#### Data extract

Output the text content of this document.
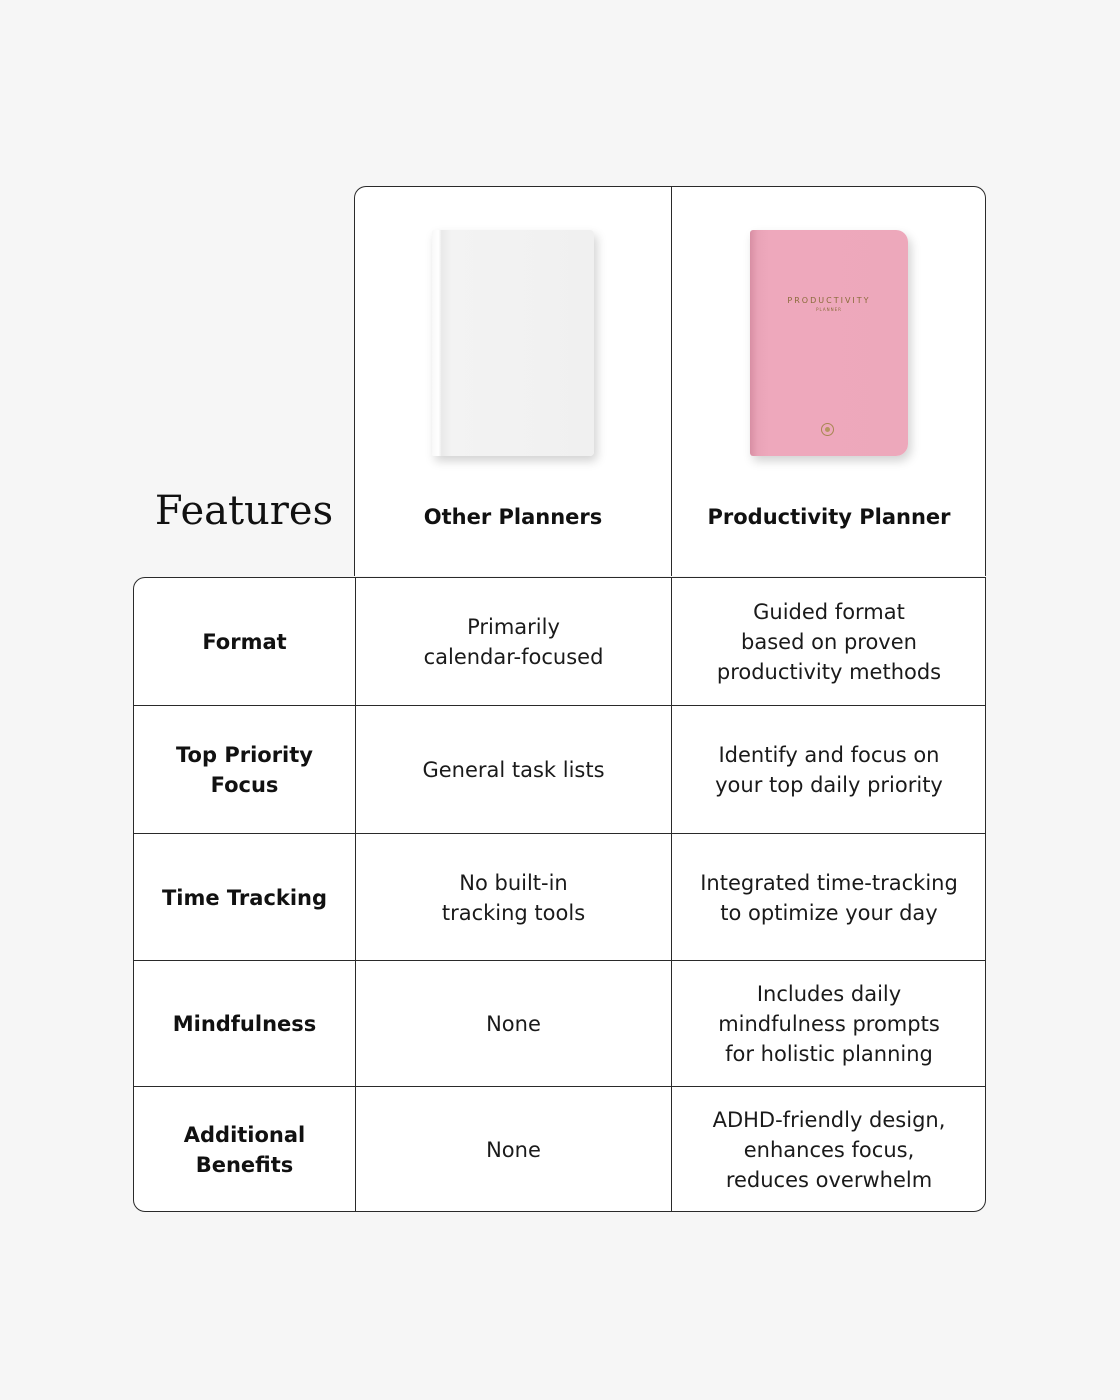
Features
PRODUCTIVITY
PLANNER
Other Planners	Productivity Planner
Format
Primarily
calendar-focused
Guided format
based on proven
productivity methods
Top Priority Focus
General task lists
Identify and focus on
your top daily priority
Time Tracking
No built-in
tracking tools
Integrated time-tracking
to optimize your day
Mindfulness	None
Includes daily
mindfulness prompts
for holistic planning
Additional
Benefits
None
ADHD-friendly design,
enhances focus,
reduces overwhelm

########
#### Data extract

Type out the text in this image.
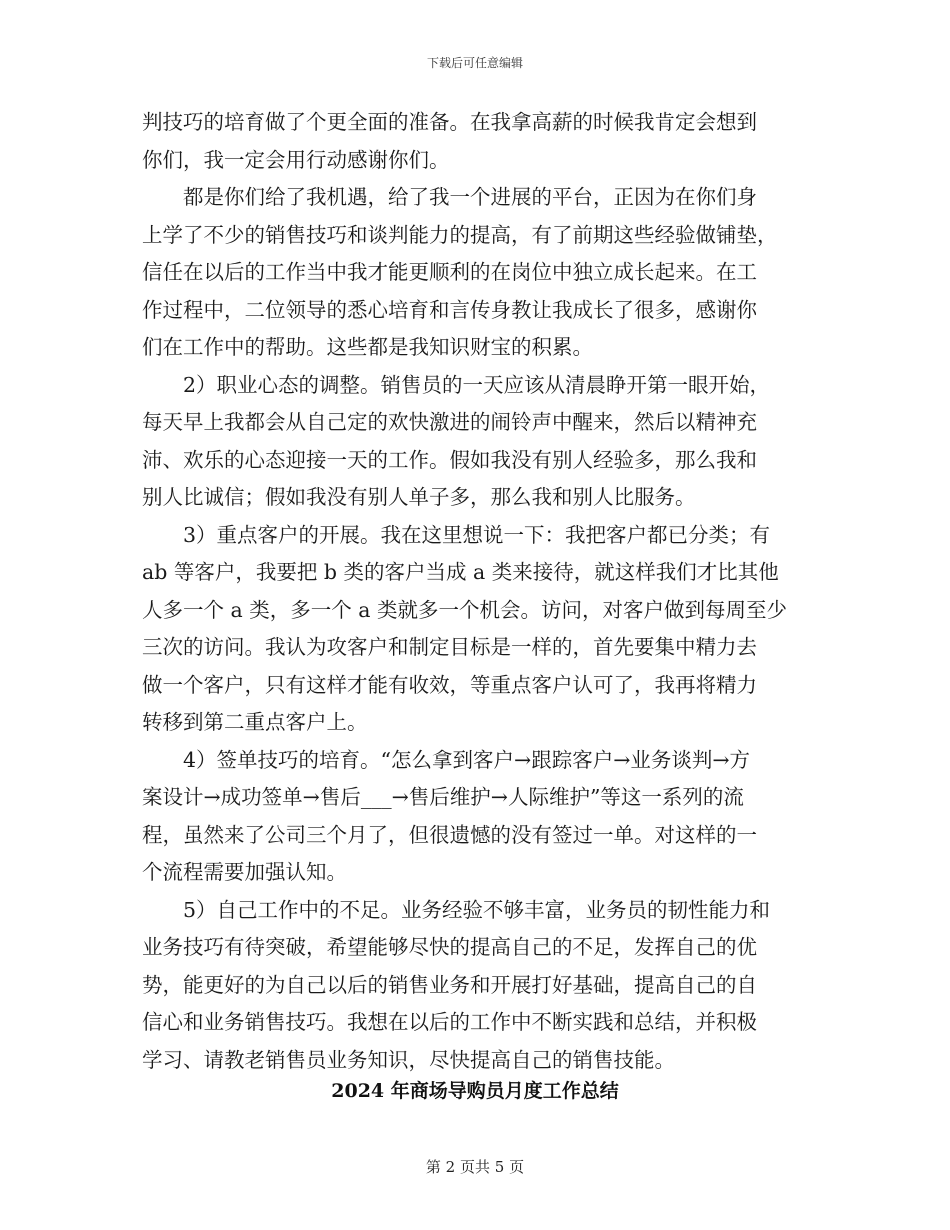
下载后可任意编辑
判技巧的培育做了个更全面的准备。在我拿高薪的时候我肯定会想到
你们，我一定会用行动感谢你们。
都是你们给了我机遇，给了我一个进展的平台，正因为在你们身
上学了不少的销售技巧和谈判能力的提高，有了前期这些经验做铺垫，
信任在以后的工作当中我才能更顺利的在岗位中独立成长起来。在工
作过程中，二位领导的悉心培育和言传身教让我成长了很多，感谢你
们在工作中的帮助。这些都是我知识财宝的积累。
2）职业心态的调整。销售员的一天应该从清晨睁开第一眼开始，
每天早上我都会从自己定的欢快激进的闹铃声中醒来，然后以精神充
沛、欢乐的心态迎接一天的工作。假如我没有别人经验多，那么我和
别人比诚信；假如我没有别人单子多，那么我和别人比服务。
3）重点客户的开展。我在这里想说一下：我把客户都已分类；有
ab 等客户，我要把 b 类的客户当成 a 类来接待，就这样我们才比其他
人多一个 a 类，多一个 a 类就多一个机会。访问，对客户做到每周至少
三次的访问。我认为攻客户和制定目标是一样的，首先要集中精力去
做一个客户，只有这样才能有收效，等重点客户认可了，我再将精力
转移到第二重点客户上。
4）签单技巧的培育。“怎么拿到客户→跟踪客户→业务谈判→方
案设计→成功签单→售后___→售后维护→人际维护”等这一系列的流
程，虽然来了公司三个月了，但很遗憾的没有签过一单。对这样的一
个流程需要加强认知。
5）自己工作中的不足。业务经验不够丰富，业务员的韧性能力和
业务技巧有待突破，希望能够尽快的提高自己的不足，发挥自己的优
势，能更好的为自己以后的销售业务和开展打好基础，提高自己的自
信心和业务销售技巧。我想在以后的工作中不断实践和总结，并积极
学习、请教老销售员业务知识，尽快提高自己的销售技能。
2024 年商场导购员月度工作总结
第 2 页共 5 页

########

▸ Given request
List all lines in the material containing the string "text".

▸ In response
Output the text content of this document.
Type out the text in this image.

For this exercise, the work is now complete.